From the listing below, pull each line that includes "text".

Entries taken from a collection
⟨

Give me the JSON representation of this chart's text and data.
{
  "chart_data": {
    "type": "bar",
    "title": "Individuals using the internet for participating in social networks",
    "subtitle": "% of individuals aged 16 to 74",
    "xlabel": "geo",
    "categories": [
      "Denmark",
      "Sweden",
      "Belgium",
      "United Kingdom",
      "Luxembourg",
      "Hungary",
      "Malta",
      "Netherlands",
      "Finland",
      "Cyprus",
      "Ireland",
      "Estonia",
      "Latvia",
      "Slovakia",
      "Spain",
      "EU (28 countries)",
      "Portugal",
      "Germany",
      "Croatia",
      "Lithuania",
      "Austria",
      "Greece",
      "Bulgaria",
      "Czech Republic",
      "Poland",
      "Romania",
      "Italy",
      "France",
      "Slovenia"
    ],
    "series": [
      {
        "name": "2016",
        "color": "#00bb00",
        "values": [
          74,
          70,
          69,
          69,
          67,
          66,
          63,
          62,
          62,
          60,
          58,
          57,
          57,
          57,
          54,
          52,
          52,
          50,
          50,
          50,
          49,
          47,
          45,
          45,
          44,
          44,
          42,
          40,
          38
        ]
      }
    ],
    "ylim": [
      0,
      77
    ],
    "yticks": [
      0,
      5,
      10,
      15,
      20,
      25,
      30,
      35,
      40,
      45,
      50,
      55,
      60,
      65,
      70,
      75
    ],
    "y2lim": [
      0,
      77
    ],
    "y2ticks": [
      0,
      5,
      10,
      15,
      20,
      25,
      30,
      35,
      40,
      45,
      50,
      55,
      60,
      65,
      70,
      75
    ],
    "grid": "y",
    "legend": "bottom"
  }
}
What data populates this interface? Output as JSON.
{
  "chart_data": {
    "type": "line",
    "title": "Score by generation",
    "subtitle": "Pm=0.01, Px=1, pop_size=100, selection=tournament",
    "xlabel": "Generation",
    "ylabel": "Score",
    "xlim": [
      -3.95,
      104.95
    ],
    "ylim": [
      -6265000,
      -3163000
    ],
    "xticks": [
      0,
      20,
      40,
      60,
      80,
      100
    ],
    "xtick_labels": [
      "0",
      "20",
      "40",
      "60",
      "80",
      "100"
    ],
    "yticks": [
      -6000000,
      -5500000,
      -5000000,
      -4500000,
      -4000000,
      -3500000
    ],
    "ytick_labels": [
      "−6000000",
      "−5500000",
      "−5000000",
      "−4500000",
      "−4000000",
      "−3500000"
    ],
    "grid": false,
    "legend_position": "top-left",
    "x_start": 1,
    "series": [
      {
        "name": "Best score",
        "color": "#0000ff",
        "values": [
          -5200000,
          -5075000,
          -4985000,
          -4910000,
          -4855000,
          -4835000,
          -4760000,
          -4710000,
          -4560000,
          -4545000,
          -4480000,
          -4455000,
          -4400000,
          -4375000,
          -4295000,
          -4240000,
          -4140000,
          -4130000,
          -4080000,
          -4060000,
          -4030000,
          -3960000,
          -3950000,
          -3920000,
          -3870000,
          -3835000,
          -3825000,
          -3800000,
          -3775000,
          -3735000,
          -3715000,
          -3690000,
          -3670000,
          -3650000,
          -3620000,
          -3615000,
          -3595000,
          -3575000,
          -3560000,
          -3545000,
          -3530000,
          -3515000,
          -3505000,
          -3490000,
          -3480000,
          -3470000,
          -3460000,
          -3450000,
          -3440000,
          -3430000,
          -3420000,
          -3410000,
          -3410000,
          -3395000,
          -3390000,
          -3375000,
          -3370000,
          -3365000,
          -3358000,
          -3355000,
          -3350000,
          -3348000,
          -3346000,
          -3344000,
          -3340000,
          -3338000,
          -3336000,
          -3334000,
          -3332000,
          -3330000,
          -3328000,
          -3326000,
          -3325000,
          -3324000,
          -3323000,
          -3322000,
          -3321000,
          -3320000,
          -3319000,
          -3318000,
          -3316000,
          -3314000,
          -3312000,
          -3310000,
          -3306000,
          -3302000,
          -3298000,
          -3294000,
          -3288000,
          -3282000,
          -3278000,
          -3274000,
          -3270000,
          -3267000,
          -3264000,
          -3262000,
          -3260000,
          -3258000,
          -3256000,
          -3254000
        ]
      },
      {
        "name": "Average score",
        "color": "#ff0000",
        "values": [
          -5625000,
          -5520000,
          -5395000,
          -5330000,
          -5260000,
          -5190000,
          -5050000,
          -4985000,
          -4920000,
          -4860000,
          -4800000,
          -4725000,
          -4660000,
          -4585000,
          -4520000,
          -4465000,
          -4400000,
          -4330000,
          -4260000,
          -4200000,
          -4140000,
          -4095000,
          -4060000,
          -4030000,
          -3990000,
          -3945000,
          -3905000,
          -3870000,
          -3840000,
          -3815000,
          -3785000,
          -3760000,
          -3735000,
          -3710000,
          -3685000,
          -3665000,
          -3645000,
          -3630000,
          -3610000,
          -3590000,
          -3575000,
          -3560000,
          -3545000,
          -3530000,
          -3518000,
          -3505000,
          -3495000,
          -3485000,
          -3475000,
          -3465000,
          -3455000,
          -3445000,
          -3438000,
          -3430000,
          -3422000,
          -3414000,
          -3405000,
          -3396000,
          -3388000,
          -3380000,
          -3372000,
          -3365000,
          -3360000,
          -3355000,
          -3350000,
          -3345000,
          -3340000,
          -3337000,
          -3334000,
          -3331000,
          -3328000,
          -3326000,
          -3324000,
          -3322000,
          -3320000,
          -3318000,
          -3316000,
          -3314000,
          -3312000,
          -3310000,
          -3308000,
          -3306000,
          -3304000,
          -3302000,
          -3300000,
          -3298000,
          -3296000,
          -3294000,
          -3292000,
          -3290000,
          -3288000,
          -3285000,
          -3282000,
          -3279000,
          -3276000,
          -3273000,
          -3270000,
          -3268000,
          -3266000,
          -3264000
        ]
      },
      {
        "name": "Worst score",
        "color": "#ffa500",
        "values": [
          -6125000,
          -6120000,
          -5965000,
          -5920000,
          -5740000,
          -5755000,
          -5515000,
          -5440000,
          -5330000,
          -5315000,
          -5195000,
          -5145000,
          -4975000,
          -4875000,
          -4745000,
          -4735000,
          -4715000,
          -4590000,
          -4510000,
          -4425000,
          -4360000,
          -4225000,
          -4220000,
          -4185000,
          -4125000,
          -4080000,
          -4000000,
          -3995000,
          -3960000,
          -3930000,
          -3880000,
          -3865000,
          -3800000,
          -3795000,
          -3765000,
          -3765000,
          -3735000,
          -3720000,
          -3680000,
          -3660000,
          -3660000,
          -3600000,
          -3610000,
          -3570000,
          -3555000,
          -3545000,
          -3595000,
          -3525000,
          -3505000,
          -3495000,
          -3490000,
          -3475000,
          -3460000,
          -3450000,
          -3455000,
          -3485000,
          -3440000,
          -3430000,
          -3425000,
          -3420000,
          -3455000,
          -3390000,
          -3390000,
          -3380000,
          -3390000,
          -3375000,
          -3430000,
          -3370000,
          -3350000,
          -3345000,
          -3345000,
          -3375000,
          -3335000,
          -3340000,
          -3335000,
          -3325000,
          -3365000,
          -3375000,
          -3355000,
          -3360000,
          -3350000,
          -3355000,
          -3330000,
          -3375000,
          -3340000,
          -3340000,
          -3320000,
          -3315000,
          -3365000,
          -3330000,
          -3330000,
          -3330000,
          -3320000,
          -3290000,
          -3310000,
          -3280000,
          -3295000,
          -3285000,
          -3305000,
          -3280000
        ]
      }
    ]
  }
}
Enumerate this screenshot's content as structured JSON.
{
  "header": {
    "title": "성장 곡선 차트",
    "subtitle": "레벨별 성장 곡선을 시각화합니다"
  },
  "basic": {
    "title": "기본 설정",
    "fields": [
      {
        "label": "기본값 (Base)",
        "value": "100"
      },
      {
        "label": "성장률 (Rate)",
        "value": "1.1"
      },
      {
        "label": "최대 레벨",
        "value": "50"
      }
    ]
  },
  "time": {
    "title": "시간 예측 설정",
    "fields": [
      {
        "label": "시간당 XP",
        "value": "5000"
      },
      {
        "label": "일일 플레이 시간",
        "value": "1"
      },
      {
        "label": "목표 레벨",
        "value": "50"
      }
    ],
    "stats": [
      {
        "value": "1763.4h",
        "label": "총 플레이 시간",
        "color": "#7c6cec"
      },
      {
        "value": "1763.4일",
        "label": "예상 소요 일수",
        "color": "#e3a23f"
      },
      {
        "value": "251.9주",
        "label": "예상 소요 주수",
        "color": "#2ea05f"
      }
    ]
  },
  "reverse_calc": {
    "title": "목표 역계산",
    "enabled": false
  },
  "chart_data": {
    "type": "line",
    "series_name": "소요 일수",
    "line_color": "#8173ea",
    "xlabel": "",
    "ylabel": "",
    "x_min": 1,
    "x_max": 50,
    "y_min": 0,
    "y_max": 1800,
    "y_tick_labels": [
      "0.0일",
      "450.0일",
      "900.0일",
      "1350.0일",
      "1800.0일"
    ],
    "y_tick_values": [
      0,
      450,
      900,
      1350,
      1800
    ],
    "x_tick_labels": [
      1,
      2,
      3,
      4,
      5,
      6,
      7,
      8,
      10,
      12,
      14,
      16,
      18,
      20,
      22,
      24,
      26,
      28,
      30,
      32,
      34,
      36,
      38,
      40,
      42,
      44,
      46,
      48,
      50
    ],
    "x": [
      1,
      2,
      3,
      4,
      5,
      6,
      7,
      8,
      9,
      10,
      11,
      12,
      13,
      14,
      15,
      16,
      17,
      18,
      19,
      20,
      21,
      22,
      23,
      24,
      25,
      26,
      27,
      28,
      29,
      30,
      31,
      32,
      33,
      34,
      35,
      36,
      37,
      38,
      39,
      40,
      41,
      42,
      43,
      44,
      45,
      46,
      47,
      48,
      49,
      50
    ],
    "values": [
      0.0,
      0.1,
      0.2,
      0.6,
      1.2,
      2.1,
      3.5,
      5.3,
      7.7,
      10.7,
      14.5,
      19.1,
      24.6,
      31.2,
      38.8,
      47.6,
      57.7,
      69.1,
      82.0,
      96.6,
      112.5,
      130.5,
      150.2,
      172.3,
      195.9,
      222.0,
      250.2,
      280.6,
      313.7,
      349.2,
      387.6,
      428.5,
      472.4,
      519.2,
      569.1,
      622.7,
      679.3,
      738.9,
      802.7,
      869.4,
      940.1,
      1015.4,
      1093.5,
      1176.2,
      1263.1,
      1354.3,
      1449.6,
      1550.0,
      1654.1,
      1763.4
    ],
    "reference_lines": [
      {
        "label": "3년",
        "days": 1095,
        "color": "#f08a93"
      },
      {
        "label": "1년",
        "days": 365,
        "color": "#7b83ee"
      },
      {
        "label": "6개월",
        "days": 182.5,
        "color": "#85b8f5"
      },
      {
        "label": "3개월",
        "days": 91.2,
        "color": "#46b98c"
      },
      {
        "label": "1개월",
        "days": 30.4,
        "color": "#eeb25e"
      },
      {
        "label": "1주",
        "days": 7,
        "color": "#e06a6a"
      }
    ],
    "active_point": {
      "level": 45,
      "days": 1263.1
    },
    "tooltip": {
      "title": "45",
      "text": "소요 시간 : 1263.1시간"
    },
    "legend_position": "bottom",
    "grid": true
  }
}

⟩

→ TASK OUTPUT:
Give me the JSON representation of this chart's text and data.
      "text": "소요 시간 : 1263.1시간"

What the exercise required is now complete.